Exercise materials |
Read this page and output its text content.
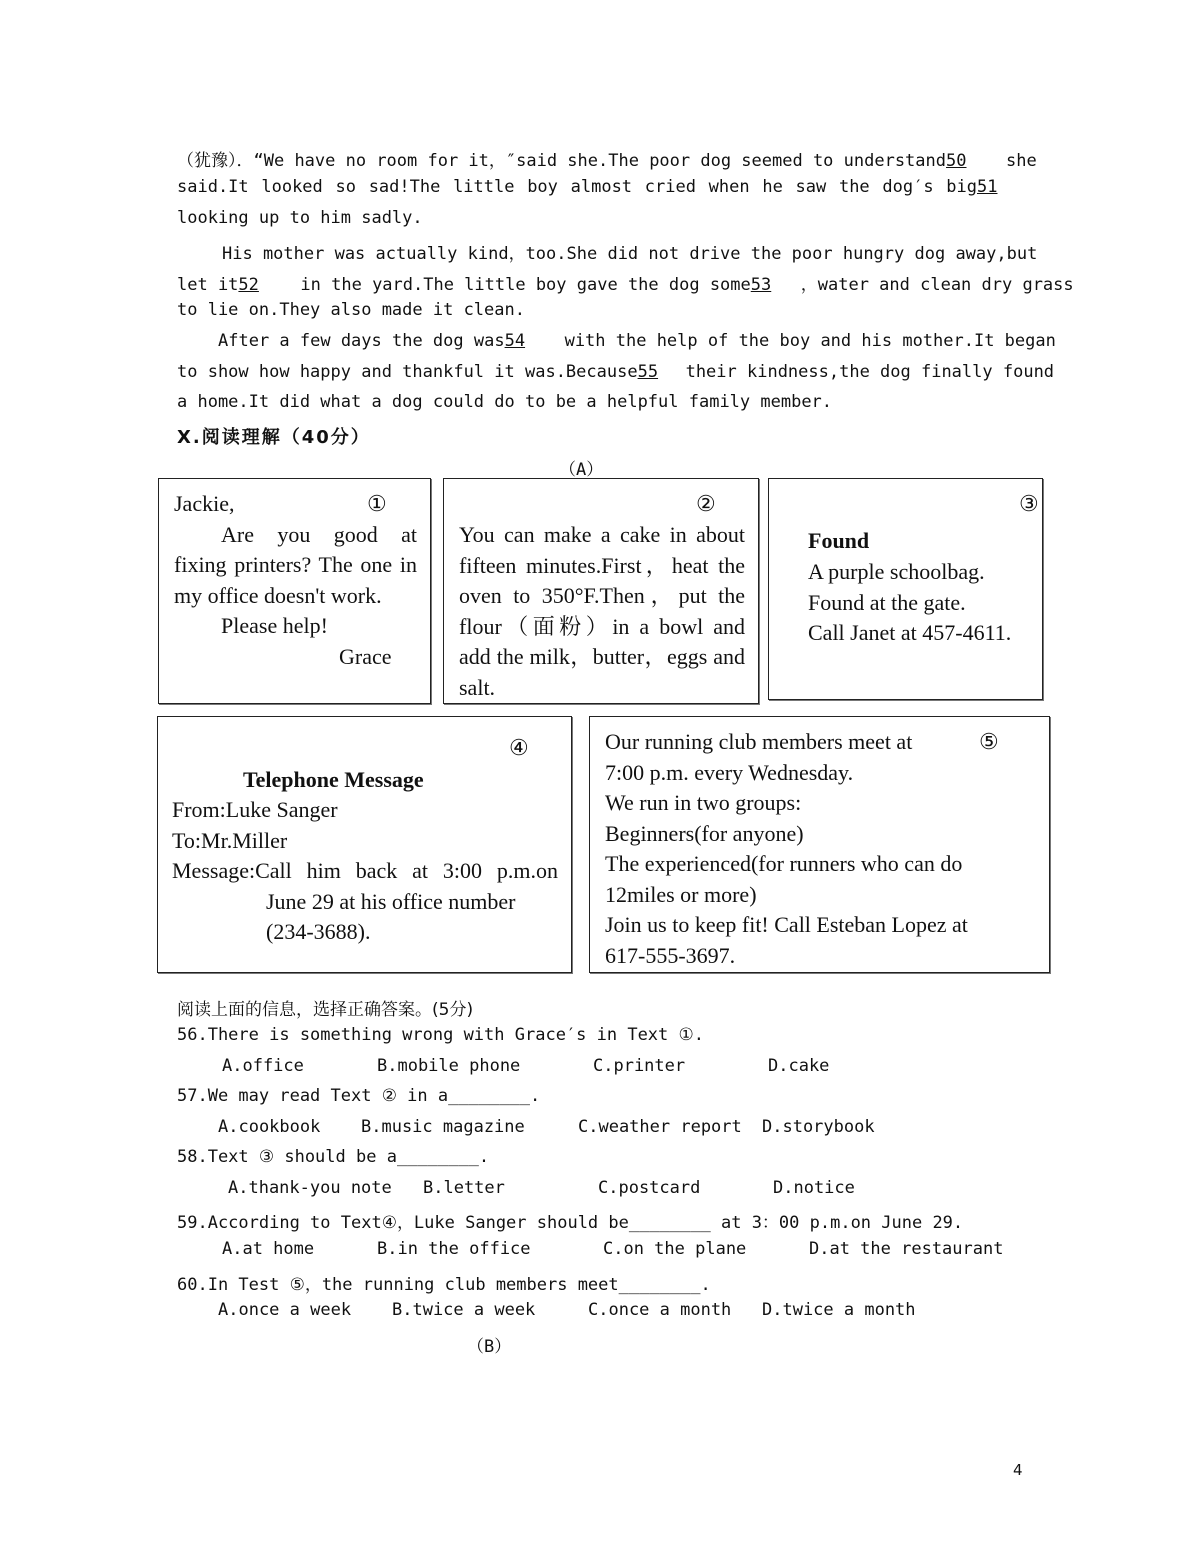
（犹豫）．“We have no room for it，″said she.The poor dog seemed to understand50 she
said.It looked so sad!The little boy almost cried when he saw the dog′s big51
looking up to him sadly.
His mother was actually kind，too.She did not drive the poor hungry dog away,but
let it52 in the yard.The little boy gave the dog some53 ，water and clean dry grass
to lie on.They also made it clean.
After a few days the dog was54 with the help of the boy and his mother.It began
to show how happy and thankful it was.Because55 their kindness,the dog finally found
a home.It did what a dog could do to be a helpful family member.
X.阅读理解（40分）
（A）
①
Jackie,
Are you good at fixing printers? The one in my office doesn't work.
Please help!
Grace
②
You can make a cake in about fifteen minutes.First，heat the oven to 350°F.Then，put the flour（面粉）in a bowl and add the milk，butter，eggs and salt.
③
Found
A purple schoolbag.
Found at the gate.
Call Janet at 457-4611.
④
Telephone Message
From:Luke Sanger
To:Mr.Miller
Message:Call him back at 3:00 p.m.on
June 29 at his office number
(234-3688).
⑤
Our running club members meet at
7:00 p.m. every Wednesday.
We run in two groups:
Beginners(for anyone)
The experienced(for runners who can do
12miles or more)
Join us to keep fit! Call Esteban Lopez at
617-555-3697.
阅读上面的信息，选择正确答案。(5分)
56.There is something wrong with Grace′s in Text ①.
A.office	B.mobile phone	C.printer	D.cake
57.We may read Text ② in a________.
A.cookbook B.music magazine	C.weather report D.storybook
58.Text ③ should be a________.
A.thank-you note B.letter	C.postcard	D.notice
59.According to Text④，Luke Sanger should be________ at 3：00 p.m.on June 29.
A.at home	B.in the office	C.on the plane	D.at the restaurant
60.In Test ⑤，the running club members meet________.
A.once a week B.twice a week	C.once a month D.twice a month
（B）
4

Task to complete | Repeat the listing in full and exactly. Do not include any images.

Solution for this task |
Read this page and output its text content.
（犹豫）．“We have no room for it，″said she.The poor dog seemed to understand50 she
said.It looked so sad!The little boy almost cried when he saw the dog′s big51
looking up to him sadly.
His mother was actually kind，too.She did not drive the poor hungry dog away,but
let it52 in the yard.The little boy gave the dog some53 ，water and clean dry grass
to lie on.They also made it clean.
After a few days the dog was54 with the help of the boy and his mother.It began
to show how happy and thankful it was.Because55 their kindness,the dog finally found
a home.It did what a dog could do to be a helpful family member.
X.阅读理解（40分）
（A）
①
Jackie,
Are you good at fixing printers? The one in my office doesn't work.
Please help!
Grace
②
You can make a cake in about fifteen minutes.First，heat the oven to 350°F.Then，put the flour（面粉）in a bowl and add the milk，butter，eggs and salt.
③
Found
A purple schoolbag.
Found at the gate.
Call Janet at 457-4611.
④
Telephone Message
From:Luke Sanger
To:Mr.Miller
Message:Call him back at 3:00 p.m.on
June 29 at his office number
(234-3688).
⑤
Our running club members meet at
7:00 p.m. every Wednesday.
We run in two groups:
Beginners(for anyone)
The experienced(for runners who can do
12miles or more)
Join us to keep fit! Call Esteban Lopez at
617-555-3697.
阅读上面的信息，选择正确答案。(5分)
56.There is something wrong with Grace′s in Text ①.
A.office	B.mobile phone	C.printer	D.cake
57.We may read Text ② in a________.
A.cookbook B.music magazine	C.weather report D.storybook
58.Text ③ should be a________.
A.thank-you note B.letter	C.postcard	D.notice
59.According to Text④，Luke Sanger should be________ at 3：00 p.m.on June 29.
A.at home	B.in the office	C.on the plane	D.at the restaurant
60.In Test ⑤，the running club members meet________.
A.once a week B.twice a week	C.once a month D.twice a month
（B）
4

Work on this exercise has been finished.